>> START Article
Method and System for Autonomic Utilization of Optimal Methods for Message Filtering by Expressed Interest in Publish-Subscribe Multicast Environments
Original Publication Date: 2004-Jan-23
Included in the Prior Art Database: 2004-Jan-23
In multicast messaging systems, subscribers receive many message to which they have not subscribed, There are various methods for subscribers quickly to filter out these unwanted messages; including encoding either lossless or lossy information about the target subscribers of a particular message in the message header. The best choice of method depends on the circumstances. This disclosure describes an automatic method for using the most appropriate quick filtering technique.
Method and System for Autonomic Utilization of Optimal Methods for Message Filtering by Expressed Interest in Publish -Subscribe Multicast Environments
In publish-subscribe messaging models where Multicast is the transport of choice, clients receive messages from every multicast group that they join. Generally, only a subset of the total audience has an interest in a given message. Clients must be able to quickly determine which messages they are interested in and which messages they should discard.
The importance of rapid filtering cannot be overstated. Each client could potentially replicate the work already performed by the broker; thus clients that have very minimal processing resources could easily be backlogged under heavy traffic. Moreover, the length of time required on the client to receive and then deliver a message to a consumer is impacted by the amount of time required for the client to determine if the message is relevant to it. This can result in message loss on the client if its buffers are full when messages arrive.
Two existing methods describe ways which can improve the matching process by breaking it down into two steps. One of these methods is lossless - it does not allow for false-positives in the matching process, while the other of these is fuzzy - some false positives are allowed.
>> END Article
>> START Source data
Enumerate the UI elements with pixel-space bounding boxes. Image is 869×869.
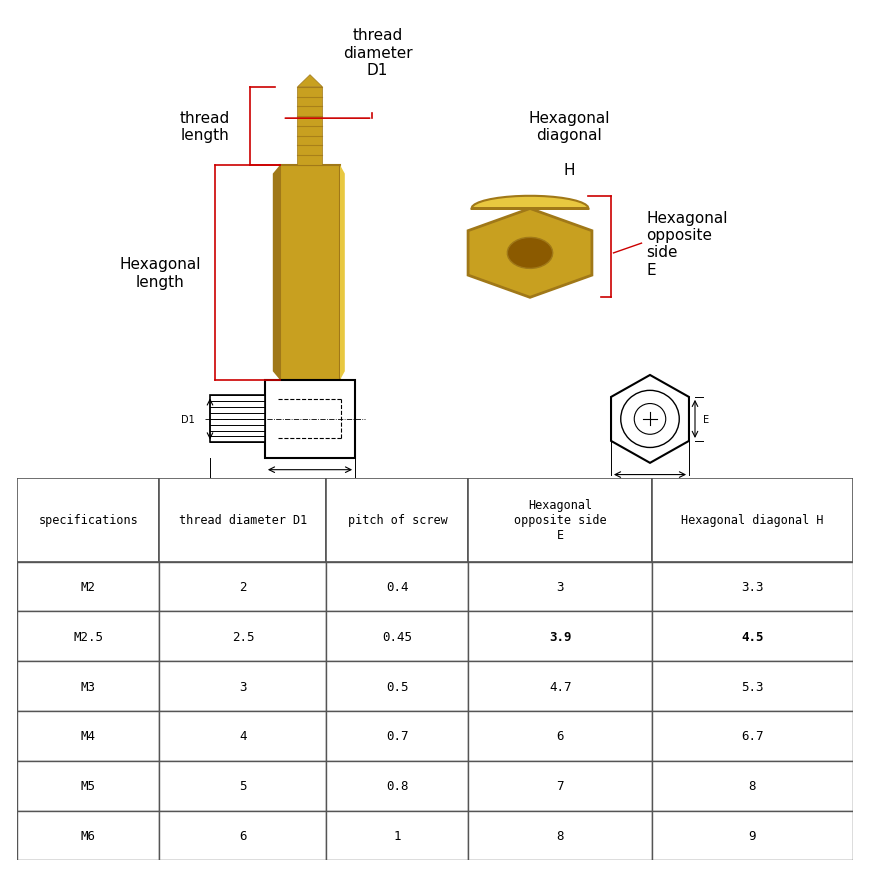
>> END Source data
[Jobs]:
[A] In the disclosure on multicast message filtering, how does the lossless existing method differ from the fuzzy one?
[B] Carry on writing the disclosure on multicast message filtering, picking up right after its final sentence.

[Task results]:
[A] The lossless method allows no false positives in matching, while the fuzzy method allows some.

[B]
In the lossless case, the list of subscribers to receive a message is encoded in the header of the message; maybe in list form, or in bitmap form, or some compressed version of either of these. Where several subscribers exist on a single machine, a first pass scans the header to see if there is ANY local interest in the message, and a second pass delivers the message to appropriate local subscribers.
In the lossy case, (as described in UK patent application 0329188.7) a lossy compression of the target subscriber list is used that may permit false positives -- this reduces header size but requires extra filtering at the recipient to eliminate false positives.
For environments where there are many unique subscriptions (or any other type of records of expressed interest), the lossless method is not as effective as the fuzzy method. But in smaller environments, the lossless method prevents any false positives. Thus, our novel solution is to adaptively switch between the two based on the number of unique records of expressed interest.
Our solution will decide at publication time what is the best way to actually deliver a message - instead of always following the same routine. This decision is based on (1) whether the broker knows the interests of its audience members (eg whether or not the broker is maintaining current subscriptions requested by the audience), (2) how large the interested set of members is, and (3) the granularity of the topic hierarchy. We discuss this in terms of a topic hierarchy, but it applies to any form of organized information aggregate. The granularity can be determined by sparse or dense topic hierarchies; i...